By Roy Lecky-Thompson | RLT Associates | roy@rltassociates.com

The recent report for Dimension Data (www.dimensiondata.com/uk/conferencing) shows how effective unified conferencing (audio, video, web) - using the latest digital technology - can provide substantial cost and productivity savings.

Interviewed as part of the research and providing an HR comment on the findings of the business survey, I made the point that effective tailor-made support and guidance is usually needed for senior executives beforehand to ensure that such conferencing works.

In the recent past, dedicated conferencing rooms have often been unused. Although the then new and untried technology was seen to be a good idea, it was assumed - often by IT - that when you tell a senior manager, nurtured in the analogue age, what to do he will automatically know how to do it.

Introduced to the digital age by his or her teenage children, the manager might well now appreciate some 1:1 reverse mentoring in the office to help him get up to speed as the technology becomes more economic to buy and slightly more user friendly.

But there are some further fundamentals that an internationally focussed organisation needs to get right:

  • Conferencing must not be a total substitute for regular face to face meetings where expressions, body language and those quick few minutes before or after a meeting can be an essential part of decision-making (not just on the subject to hand)
  • Conferencing can work well when some regular monthly meetings with a fixed schedule and agenda do not actually need everyone in the same place - so perhaps two out of three can be done this way.
  • Conferencing may also be essential for urgent unscheduled sessions to deal with an international crisis.

Challenges:
1 – Answer these questions from the conferencing article:
(a) Which company was the recent report prepared for?
(b) What three kinds of conferencing make up unified conferencing?
(c) Of regular monthly meetings, how many out of three might be done by conferencing?
2 – Update the passage of the conferencing article that begins at the words "The recent report" and stops after "such conferencing works.", putting "board members" in place of "senior executives".
3 – Write what follows the last sentence of the conferencing article.

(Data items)

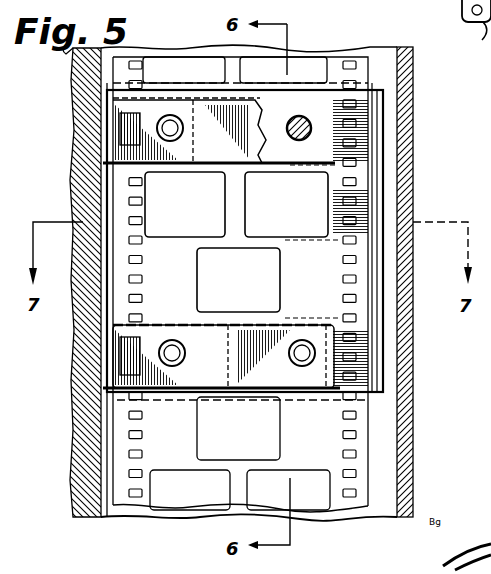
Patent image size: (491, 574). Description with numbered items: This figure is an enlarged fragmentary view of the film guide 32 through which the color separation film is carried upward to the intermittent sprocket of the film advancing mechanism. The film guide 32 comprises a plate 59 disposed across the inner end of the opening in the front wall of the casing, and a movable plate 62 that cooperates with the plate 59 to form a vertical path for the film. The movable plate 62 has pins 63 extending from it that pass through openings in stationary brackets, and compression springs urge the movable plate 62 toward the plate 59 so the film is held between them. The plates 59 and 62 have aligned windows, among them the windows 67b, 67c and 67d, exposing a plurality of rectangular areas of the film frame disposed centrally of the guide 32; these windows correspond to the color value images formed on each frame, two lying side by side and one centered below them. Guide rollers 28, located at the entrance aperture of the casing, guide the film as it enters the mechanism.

The guide rollers 28 is at (473, 25).
The film guide 32 is at (416, 422).
The plate 59 is at (378, 110).
The movable plate 62 is at (370, 370).
The pins 63 is at (301, 117).
The window 67b is at (155, 185).
The window 67c is at (200, 285).
The film frame aperture 67d is at (312, 190).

Task-by-task results:
1 –
(a) Dimension Data
(b) Audio, video and web
(c) Two

2 –
The recent report for Dimension Data (www.dimensiondata.com/uk/conferencing) shows how effective unified conferencing (audio, video, web) - using the latest digital technology - can provide substantial cost and productivity savings.

Interviewed as part of the research and providing an HR comment on the findings of the business survey, I made the point that effective tailor-made support and guidance is usually needed for board members beforehand to ensure that such conferencing works.

3 –
  • If you are chairing a distant meeting, meeting rules are just as important as ever. Reacquaint yourself with John Cleese's "Meetings, Bloody Meetings" training DVD - first produced by Video Arts in the analogue age - but still relevant. It would be a good investment.
  • As a new chair, you should ideally have met the majority of participants in person before your first conferencing meeting, and all of them by your second meeting.
  • Ensure that you have a run through with your IT or facilities people beforehand and that everything has been tested.
  • International conferencing across time zones and cultures requires careful planning and cultural empathy by all participants. It tends to be that the core rules will be set by the company HQ, and overseas subsidiaries are likely to conform as far as possible; but corporate guidance on starting and finish times and overall etiquette will still be needed.
  • As examples of cultural awareness, the American way of getting straight to the point may come as a surprise to new Japanese participants. Europeans will need to understand that few decisions will be taken immediately in a meeting run by Japanese.
  • Since most international business conferencing is likely to be conducted in one language, participants may need a slightly better working knowledge of this language than in face to face meetings where a translated aside is possible.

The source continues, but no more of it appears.